(Chart and figure data)
[START]

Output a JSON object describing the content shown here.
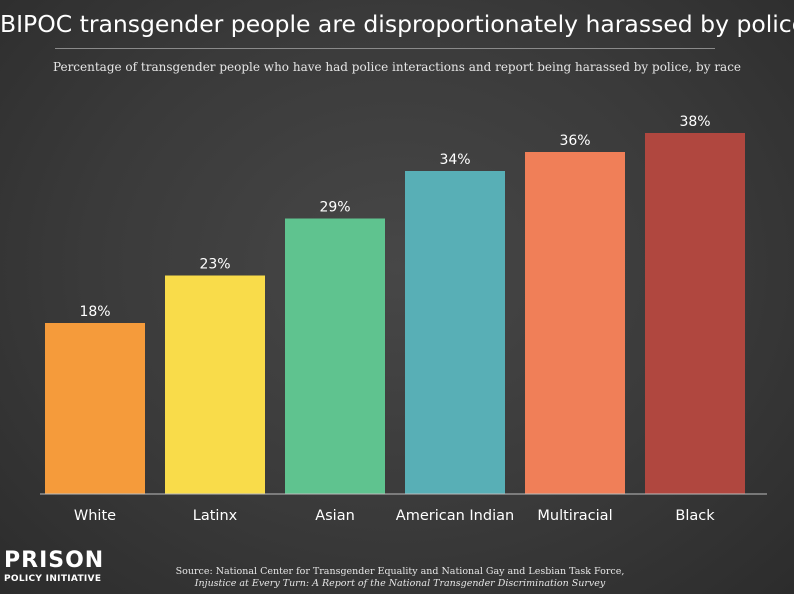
{
  "title": "BIPOC transgender people are disproportionately harassed by police",
  "subtitle": "Percentage of transgender people who have had police interactions and report being harassed by police, by race",
  "source": {
    "line1": "Source: National Center for Transgender Equality and National Gay and Lesbian Task Force,",
    "line2": "Injustice at Every Turn: A Report of the National Transgender Discrimination Survey"
  },
  "logo": {
    "top": "PRISON",
    "bottom": "POLICY INITIATIVE"
  },
  "chart_data": {
    "type": "bar",
    "categories": [
      "White",
      "Latinx",
      "Asian",
      "American Indian",
      "Multiracial",
      "Black"
    ],
    "values": [
      18,
      23,
      29,
      34,
      36,
      38
    ],
    "value_labels": [
      "18%",
      "23%",
      "29%",
      "34%",
      "36%",
      "38%"
    ],
    "colors": [
      "#f59b3b",
      "#f9dc4a",
      "#5fc38f",
      "#58afb6",
      "#f07f58",
      "#b0473f"
    ],
    "title": "BIPOC transgender people are disproportionately harassed by police",
    "xlabel": "",
    "ylabel": "",
    "ylim": [
      0,
      38
    ],
    "grid": false,
    "legend": "none"
  }
}
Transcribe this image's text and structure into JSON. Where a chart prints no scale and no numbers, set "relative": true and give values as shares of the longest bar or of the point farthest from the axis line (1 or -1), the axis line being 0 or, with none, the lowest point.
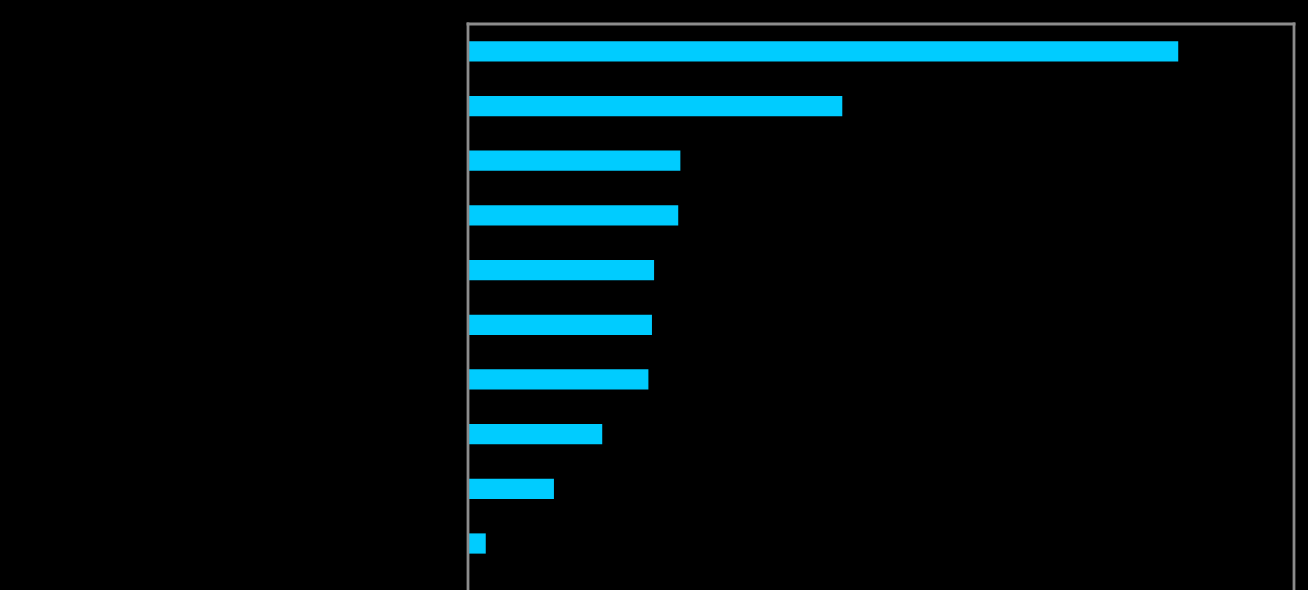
{
  "chart_data": {
    "type": "bar",
    "orientation": "horizontal",
    "relative": true,
    "categories": [
      null,
      null,
      null,
      null,
      null,
      null,
      null,
      null,
      null,
      null
    ],
    "values": [
      1,
      0.527,
      0.299,
      0.296,
      0.262,
      0.259,
      0.254,
      0.189,
      0.121,
      0.025
    ],
    "color": "#00ccff",
    "grid": false,
    "legend": false,
    "tick_labels": false
  }
}
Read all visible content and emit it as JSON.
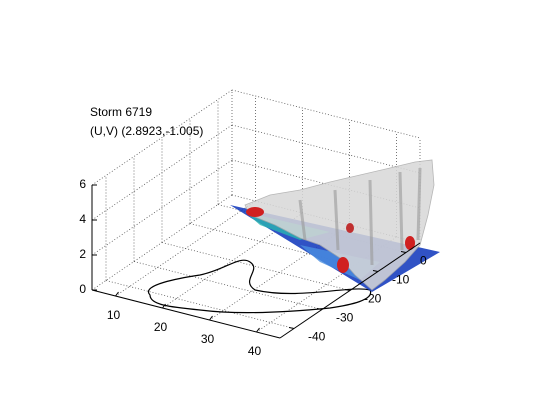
{
  "chart_data": {
    "type": "isosurface3d",
    "title": "Storm 6719",
    "subtitle": "(U,V) (2.8923,-1.005)",
    "xlim": [
      5,
      45
    ],
    "ylim": [
      -45,
      5
    ],
    "zlim": [
      0,
      6
    ],
    "xticks": [
      10,
      20,
      30,
      40
    ],
    "yticks": [
      0,
      -10,
      -20,
      -30,
      -40
    ],
    "zticks": [
      0,
      2,
      4,
      6
    ],
    "grid": true
  }
}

[END]

Task to carry out: Copy out the data above exactly, except the pictures.

Response:
Output a JSON object describing the content shown here.
{
  "title": "BIPOC transgender people are disproportionately harassed by police",
  "subtitle": "Percentage of transgender people who have had police interactions and report being harassed by police, by race",
  "source": {
    "line1": "Source: National Center for Transgender Equality and National Gay and Lesbian Task Force,",
    "line2": "Injustice at Every Turn: A Report of the National Transgender Discrimination Survey"
  },
  "logo": {
    "top": "PRISON",
    "bottom": "POLICY INITIATIVE"
  },
  "chart_data": {
    "type": "bar",
    "categories": [
      "White",
      "Latinx",
      "Asian",
      "American Indian",
      "Multiracial",
      "Black"
    ],
    "values": [
      18,
      23,
      29,
      34,
      36,
      38
    ],
    "value_labels": [
      "18%",
      "23%",
      "29%",
      "34%",
      "36%",
      "38%"
    ],
    "colors": [
      "#f59b3b",
      "#f9dc4a",
      "#5fc38f",
      "#58afb6",
      "#f07f58",
      "#b0473f"
    ],
    "title": "BIPOC transgender people are disproportionately harassed by police",
    "xlabel": "",
    "ylabel": "",
    "ylim": [
      0,
      38
    ],
    "grid": false,
    "legend": "none"
  }
}
Transcribe this image's text and structure into JSON. Where a chart prints no scale and no numbers, set "relative": true and give values as shares of the longest bar or of the point farthest from the axis line (1 or -1), the axis line being 0 or, with none, the lowest point.
{
  "chart_data": {
    "type": "bar",
    "orientation": "horizontal",
    "relative": true,
    "categories": [
      null,
      null,
      null,
      null,
      null,
      null,
      null,
      null,
      null,
      null
    ],
    "values": [
      1,
      0.527,
      0.299,
      0.296,
      0.262,
      0.259,
      0.254,
      0.189,
      0.121,
      0.025
    ],
    "color": "#00ccff",
    "grid": false,
    "legend": false,
    "tick_labels": false
  }
}
Read all visible content and emit it as JSON.
{
  "chart_data": {
    "type": "isosurface3d",
    "title": "Storm 6719",
    "subtitle": "(U,V) (2.8923,-1.005)",
    "xlim": [
      5,
      45
    ],
    "ylim": [
      -45,
      5
    ],
    "zlim": [
      0,
      6
    ],
    "xticks": [
      10,
      20,
      30,
      40
    ],
    "yticks": [
      0,
      -10,
      -20,
      -30,
      -40
    ],
    "zticks": [
      0,
      2,
      4,
      6
    ],
    "grid": true
  }
}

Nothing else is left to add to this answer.